◆ Goal ◆
Your task is to copy the listing exactly. Drop any pictures from the copy.

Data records

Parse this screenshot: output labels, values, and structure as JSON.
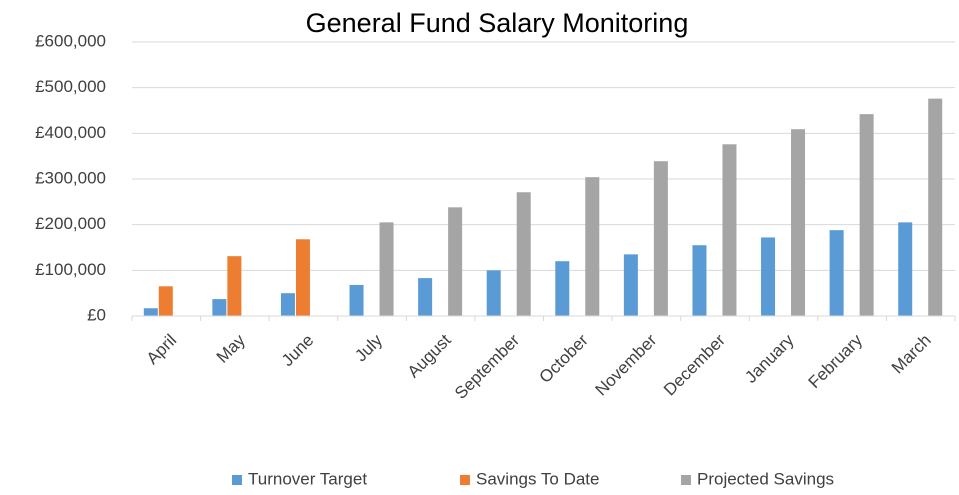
{
  "chart_data": {
    "type": "bar",
    "title": "General Fund Salary Monitoring",
    "categories": [
      "April",
      "May",
      "June",
      "July",
      "August",
      "September",
      "October",
      "November",
      "December",
      "January",
      "February",
      "March"
    ],
    "series": [
      {
        "name": "Turnover Target",
        "color": "#5b9bd5",
        "values": [
          17000,
          37000,
          50000,
          68000,
          83000,
          100000,
          120000,
          135000,
          155000,
          172000,
          188000,
          205000
        ]
      },
      {
        "name": "Savings To Date",
        "color": "#ed7d31",
        "values": [
          65000,
          131000,
          168000,
          null,
          null,
          null,
          null,
          null,
          null,
          null,
          null,
          null
        ]
      },
      {
        "name": "Projected Savings",
        "color": "#a5a5a5",
        "values": [
          null,
          null,
          null,
          205000,
          238000,
          271000,
          304000,
          339000,
          376000,
          409000,
          442000,
          476000
        ]
      }
    ],
    "ylim": [
      0,
      600000
    ],
    "yticks": [
      {
        "value": 0,
        "label": "£0"
      },
      {
        "value": 100000,
        "label": "£100,000"
      },
      {
        "value": 200000,
        "label": "£200,000"
      },
      {
        "value": 300000,
        "label": "£300,000"
      },
      {
        "value": 400000,
        "label": "£400,000"
      },
      {
        "value": 500000,
        "label": "£500,000"
      },
      {
        "value": 600000,
        "label": "£600,000"
      }
    ],
    "grid": true,
    "legend": "bottom"
  }
}
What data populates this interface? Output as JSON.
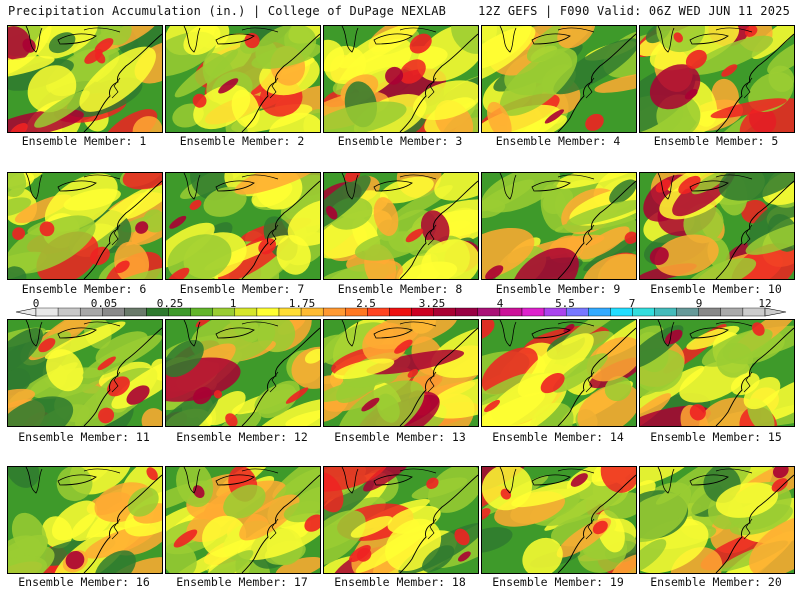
{
  "header": {
    "left_title": "Precipitation Accumulation (in.) | College of DuPage NEXLAB",
    "right_title": "12Z GEFS | F090 Valid: 06Z WED JUN 11 2025"
  },
  "panels": [
    {
      "member": 1,
      "label": "Ensemble Member: 1"
    },
    {
      "member": 2,
      "label": "Ensemble Member: 2"
    },
    {
      "member": 3,
      "label": "Ensemble Member: 3"
    },
    {
      "member": 4,
      "label": "Ensemble Member: 4"
    },
    {
      "member": 5,
      "label": "Ensemble Member: 5"
    },
    {
      "member": 6,
      "label": "Ensemble Member: 6"
    },
    {
      "member": 7,
      "label": "Ensemble Member: 7"
    },
    {
      "member": 8,
      "label": "Ensemble Member: 8"
    },
    {
      "member": 9,
      "label": "Ensemble Member: 9"
    },
    {
      "member": 10,
      "label": "Ensemble Member: 10"
    },
    {
      "member": 11,
      "label": "Ensemble Member: 11"
    },
    {
      "member": 12,
      "label": "Ensemble Member: 12"
    },
    {
      "member": 13,
      "label": "Ensemble Member: 13"
    },
    {
      "member": 14,
      "label": "Ensemble Member: 14"
    },
    {
      "member": 15,
      "label": "Ensemble Member: 15"
    },
    {
      "member": 16,
      "label": "Ensemble Member: 16"
    },
    {
      "member": 17,
      "label": "Ensemble Member: 17"
    },
    {
      "member": 18,
      "label": "Ensemble Member: 18"
    },
    {
      "member": 19,
      "label": "Ensemble Member: 19"
    },
    {
      "member": 20,
      "label": "Ensemble Member: 20"
    }
  ],
  "colorbar": {
    "labels": [
      "0",
      "0.05",
      "0.25",
      "1",
      "1.75",
      "2.5",
      "3.25",
      "4",
      "5.5",
      "7",
      "9",
      "12"
    ],
    "colors": [
      "#e8e8e8",
      "#c8c8c8",
      "#a8a8a8",
      "#8a8a8a",
      "#6a7a6a",
      "#2f7a2f",
      "#3e9a2a",
      "#62b52a",
      "#9acd32",
      "#d6e62a",
      "#ffff33",
      "#ffdd33",
      "#ffbb33",
      "#ff9933",
      "#ff7722",
      "#ff4422",
      "#ee1111",
      "#cc0022",
      "#aa0033",
      "#990044",
      "#aa1177",
      "#cc1199",
      "#dd22cc",
      "#aa44ee",
      "#7777ff",
      "#33aaff",
      "#22ddff",
      "#33dddd",
      "#44bbbb",
      "#669999",
      "#888888",
      "#aaaaaa",
      "#cccccc"
    ]
  },
  "map_colors": {
    "green_dark": "#2f7a2f",
    "green": "#3e9a2a",
    "yellow_green": "#9acd32",
    "yellow": "#ffff33",
    "orange": "#ffaa33",
    "red": "#ee2222",
    "dark_red": "#aa0033",
    "magenta": "#cc1199"
  }
}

◆ Solution to the problem ◆
Parse this screenshot: output labels, values, and structure as JSON.
{
  "chart_data": {
    "type": "bar",
    "title": "General Fund Salary Monitoring",
    "categories": [
      "April",
      "May",
      "June",
      "July",
      "August",
      "September",
      "October",
      "November",
      "December",
      "January",
      "February",
      "March"
    ],
    "series": [
      {
        "name": "Turnover Target",
        "color": "#5b9bd5",
        "values": [
          17000,
          37000,
          50000,
          68000,
          83000,
          100000,
          120000,
          135000,
          155000,
          172000,
          188000,
          205000
        ]
      },
      {
        "name": "Savings To Date",
        "color": "#ed7d31",
        "values": [
          65000,
          131000,
          168000,
          null,
          null,
          null,
          null,
          null,
          null,
          null,
          null,
          null
        ]
      },
      {
        "name": "Projected Savings",
        "color": "#a5a5a5",
        "values": [
          null,
          null,
          null,
          205000,
          238000,
          271000,
          304000,
          339000,
          376000,
          409000,
          442000,
          476000
        ]
      }
    ],
    "ylim": [
      0,
      600000
    ],
    "yticks": [
      {
        "value": 0,
        "label": "£0"
      },
      {
        "value": 100000,
        "label": "£100,000"
      },
      {
        "value": 200000,
        "label": "£200,000"
      },
      {
        "value": 300000,
        "label": "£300,000"
      },
      {
        "value": 400000,
        "label": "£400,000"
      },
      {
        "value": 500000,
        "label": "£500,000"
      },
      {
        "value": 600000,
        "label": "£600,000"
      }
    ],
    "grid": true,
    "legend": "bottom"
  }
}
What data populates this interface? Output as JSON.
{
  "header": {
    "left_title": "Precipitation Accumulation (in.) | College of DuPage NEXLAB",
    "right_title": "12Z GEFS | F090 Valid: 06Z WED JUN 11 2025"
  },
  "panels": [
    {
      "member": 1,
      "label": "Ensemble Member: 1"
    },
    {
      "member": 2,
      "label": "Ensemble Member: 2"
    },
    {
      "member": 3,
      "label": "Ensemble Member: 3"
    },
    {
      "member": 4,
      "label": "Ensemble Member: 4"
    },
    {
      "member": 5,
      "label": "Ensemble Member: 5"
    },
    {
      "member": 6,
      "label": "Ensemble Member: 6"
    },
    {
      "member": 7,
      "label": "Ensemble Member: 7"
    },
    {
      "member": 8,
      "label": "Ensemble Member: 8"
    },
    {
      "member": 9,
      "label": "Ensemble Member: 9"
    },
    {
      "member": 10,
      "label": "Ensemble Member: 10"
    },
    {
      "member": 11,
      "label": "Ensemble Member: 11"
    },
    {
      "member": 12,
      "label": "Ensemble Member: 12"
    },
    {
      "member": 13,
      "label": "Ensemble Member: 13"
    },
    {
      "member": 14,
      "label": "Ensemble Member: 14"
    },
    {
      "member": 15,
      "label": "Ensemble Member: 15"
    },
    {
      "member": 16,
      "label": "Ensemble Member: 16"
    },
    {
      "member": 17,
      "label": "Ensemble Member: 17"
    },
    {
      "member": 18,
      "label": "Ensemble Member: 18"
    },
    {
      "member": 19,
      "label": "Ensemble Member: 19"
    },
    {
      "member": 20,
      "label": "Ensemble Member: 20"
    }
  ],
  "colorbar": {
    "labels": [
      "0",
      "0.05",
      "0.25",
      "1",
      "1.75",
      "2.5",
      "3.25",
      "4",
      "5.5",
      "7",
      "9",
      "12"
    ],
    "colors": [
      "#e8e8e8",
      "#c8c8c8",
      "#a8a8a8",
      "#8a8a8a",
      "#6a7a6a",
      "#2f7a2f",
      "#3e9a2a",
      "#62b52a",
      "#9acd32",
      "#d6e62a",
      "#ffff33",
      "#ffdd33",
      "#ffbb33",
      "#ff9933",
      "#ff7722",
      "#ff4422",
      "#ee1111",
      "#cc0022",
      "#aa0033",
      "#990044",
      "#aa1177",
      "#cc1199",
      "#dd22cc",
      "#aa44ee",
      "#7777ff",
      "#33aaff",
      "#22ddff",
      "#33dddd",
      "#44bbbb",
      "#669999",
      "#888888",
      "#aaaaaa",
      "#cccccc"
    ]
  },
  "map_colors": {
    "green_dark": "#2f7a2f",
    "green": "#3e9a2a",
    "yellow_green": "#9acd32",
    "yellow": "#ffff33",
    "orange": "#ffaa33",
    "red": "#ee2222",
    "dark_red": "#aa0033",
    "magenta": "#cc1199"
  }
}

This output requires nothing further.